- _Passage_:
^^^^^^^^^^^^^^^^

3Dconnexion is a German manufacturer of human interface devices for manipulating and navigating computer-generated 3D imagery. These devices are often referred to as 3D motion controllers, 3D navigation devices, 6DOF (six degrees of freedom) devices or a 3D mouse.

Commonly utilized in Computer-aided design (CAD) applications, 3D modeling, animation, 3D visualization and product visualization, users can manipulate the controller's pressure-sensitive handle (historically referred to as either a cap, ball, mouse or knob) to fly through 3D environments or manipulate 3D models within an application. The appeal of these devices over a mouse and keyboard is the ability to pan, zoom and rotate 3D imagery simultaneously, without stopping to change directions using keyboard shortcuts or a software interface. 3Dconnexion devices are compatible with over 300 applications including Autodesk Inventor, Autodesk Fusion, AutoCAD, Siemens NX, CATIA, SOLIDWORKS, PTC Creo, Solid Edge, Blender, Rhinoceros, Revit, SketchUp, Unreal Engine, Unity, Cinema4D, 3ds Max, Maya, Google Earth, Second Life, NASA World Wind, Virtual Earth 3D, Geomagic, T-FLEX CAD, Photoshop, and more.

^^^^^^^^^^^^^^^^

- _Source data_:
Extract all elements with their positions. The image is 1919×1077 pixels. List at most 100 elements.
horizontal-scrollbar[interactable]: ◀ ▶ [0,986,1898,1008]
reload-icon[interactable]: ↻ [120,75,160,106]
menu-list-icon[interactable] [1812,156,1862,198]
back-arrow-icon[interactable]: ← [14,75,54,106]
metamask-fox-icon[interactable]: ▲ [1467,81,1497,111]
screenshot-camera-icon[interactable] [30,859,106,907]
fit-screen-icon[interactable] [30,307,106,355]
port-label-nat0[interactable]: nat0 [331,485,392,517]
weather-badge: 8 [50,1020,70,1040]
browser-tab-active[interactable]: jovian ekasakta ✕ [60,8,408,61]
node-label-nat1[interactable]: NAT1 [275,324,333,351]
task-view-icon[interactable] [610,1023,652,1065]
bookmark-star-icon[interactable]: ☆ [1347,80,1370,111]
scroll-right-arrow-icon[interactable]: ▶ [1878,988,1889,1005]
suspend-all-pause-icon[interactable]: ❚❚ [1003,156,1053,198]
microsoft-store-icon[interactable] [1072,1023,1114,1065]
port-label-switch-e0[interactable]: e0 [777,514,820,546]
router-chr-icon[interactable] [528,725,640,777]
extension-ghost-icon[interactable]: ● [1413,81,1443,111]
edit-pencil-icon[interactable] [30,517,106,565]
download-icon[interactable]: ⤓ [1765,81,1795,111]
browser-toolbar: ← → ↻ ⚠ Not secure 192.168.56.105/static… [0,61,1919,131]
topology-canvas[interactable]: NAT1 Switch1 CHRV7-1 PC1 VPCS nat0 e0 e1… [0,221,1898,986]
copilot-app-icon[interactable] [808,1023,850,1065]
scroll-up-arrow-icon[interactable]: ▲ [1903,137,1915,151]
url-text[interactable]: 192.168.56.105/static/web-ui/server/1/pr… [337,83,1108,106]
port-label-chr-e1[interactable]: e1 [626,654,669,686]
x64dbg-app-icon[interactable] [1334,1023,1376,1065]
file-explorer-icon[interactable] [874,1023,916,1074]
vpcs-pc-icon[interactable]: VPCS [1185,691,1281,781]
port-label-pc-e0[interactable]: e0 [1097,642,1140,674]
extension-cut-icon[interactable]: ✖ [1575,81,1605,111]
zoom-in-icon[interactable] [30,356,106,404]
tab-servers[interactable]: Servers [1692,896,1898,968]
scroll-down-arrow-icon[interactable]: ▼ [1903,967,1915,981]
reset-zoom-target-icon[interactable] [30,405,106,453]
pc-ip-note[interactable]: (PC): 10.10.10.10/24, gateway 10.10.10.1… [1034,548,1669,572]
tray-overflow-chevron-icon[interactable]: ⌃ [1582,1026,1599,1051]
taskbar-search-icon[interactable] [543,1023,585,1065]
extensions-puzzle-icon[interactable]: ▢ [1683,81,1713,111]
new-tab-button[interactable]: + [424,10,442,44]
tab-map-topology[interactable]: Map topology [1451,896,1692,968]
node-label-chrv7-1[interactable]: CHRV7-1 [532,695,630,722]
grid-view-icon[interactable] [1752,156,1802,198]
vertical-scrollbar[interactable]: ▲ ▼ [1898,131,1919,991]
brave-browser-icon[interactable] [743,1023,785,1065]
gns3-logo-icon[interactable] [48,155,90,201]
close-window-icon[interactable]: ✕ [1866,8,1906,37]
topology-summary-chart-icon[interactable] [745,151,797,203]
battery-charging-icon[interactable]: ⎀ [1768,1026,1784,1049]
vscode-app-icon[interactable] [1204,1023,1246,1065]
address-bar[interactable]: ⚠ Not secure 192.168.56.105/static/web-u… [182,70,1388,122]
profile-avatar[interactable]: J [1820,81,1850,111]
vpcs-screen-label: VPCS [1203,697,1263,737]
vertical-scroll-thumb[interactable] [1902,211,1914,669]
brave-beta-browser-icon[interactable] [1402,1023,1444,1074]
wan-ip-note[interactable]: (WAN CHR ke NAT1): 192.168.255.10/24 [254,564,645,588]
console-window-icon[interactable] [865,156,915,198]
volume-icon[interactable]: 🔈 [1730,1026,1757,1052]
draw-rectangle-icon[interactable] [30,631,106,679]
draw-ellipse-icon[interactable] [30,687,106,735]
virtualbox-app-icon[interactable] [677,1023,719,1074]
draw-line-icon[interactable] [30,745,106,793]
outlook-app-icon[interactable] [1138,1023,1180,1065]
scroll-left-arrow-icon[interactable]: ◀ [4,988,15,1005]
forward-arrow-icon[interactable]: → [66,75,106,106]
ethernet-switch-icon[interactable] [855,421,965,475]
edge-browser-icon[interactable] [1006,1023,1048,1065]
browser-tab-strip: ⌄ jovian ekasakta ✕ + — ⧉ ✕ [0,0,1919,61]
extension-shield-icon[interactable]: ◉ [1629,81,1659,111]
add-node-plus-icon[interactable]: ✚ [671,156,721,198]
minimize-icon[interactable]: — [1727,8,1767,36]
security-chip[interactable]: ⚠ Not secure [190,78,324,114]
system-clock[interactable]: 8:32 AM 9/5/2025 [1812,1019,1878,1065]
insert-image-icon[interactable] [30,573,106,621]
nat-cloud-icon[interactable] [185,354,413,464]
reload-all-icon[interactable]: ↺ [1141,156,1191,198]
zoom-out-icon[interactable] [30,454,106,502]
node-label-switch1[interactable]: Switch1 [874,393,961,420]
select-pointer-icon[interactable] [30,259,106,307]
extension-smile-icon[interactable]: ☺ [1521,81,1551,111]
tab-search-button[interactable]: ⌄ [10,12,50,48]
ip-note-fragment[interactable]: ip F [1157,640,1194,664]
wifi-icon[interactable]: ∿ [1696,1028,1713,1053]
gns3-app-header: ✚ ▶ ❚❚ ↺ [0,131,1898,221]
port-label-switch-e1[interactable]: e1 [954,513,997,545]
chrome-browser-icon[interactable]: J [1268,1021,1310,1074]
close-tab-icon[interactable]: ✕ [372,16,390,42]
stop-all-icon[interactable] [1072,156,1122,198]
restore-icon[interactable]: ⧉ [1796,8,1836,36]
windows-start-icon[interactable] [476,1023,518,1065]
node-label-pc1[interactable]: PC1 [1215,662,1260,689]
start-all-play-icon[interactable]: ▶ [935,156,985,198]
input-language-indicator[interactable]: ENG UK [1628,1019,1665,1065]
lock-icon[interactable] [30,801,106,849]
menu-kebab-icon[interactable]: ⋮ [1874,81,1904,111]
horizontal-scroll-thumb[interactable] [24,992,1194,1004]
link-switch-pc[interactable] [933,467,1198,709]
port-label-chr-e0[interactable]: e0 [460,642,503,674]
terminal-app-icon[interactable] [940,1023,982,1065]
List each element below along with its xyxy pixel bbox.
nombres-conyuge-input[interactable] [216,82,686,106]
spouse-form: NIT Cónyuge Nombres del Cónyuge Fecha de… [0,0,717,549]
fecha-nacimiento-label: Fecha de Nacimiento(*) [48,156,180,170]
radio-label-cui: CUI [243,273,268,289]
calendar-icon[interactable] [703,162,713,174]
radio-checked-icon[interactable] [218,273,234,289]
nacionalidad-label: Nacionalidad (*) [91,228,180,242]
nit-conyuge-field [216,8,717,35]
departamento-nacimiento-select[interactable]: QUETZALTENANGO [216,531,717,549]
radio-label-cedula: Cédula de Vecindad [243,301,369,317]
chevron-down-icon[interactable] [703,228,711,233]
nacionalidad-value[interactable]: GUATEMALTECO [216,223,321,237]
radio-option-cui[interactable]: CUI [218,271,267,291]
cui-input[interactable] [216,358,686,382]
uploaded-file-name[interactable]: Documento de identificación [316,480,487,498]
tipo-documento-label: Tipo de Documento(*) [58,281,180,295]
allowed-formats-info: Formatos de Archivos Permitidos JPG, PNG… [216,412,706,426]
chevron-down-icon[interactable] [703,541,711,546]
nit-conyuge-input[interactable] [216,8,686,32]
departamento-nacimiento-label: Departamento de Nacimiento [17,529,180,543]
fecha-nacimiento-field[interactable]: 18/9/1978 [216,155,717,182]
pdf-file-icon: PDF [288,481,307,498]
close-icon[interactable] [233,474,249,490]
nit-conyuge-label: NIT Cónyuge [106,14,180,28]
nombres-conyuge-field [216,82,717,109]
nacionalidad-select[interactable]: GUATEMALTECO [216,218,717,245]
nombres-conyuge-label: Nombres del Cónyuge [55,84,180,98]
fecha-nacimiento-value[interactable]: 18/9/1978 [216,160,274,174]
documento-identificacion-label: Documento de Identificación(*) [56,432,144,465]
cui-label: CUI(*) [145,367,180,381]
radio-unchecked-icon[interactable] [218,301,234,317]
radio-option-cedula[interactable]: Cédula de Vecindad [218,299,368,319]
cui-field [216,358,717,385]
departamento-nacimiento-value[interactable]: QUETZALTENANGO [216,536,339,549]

^^^^^^^^^^^^^^^^

- _About this exercise_: Write out the 3Dconnexion passage above verbatim, everything from "3Dconnexion is a" down to "a 3D mouse.".

- _Written solution_:
3Dconnexion is a German manufacturer of human interface devices for manipulating and navigating computer-generated 3D imagery. These devices are often referred to as 3D motion controllers, 3D navigation devices, 6DOF (six degrees of freedom) devices or a 3D mouse.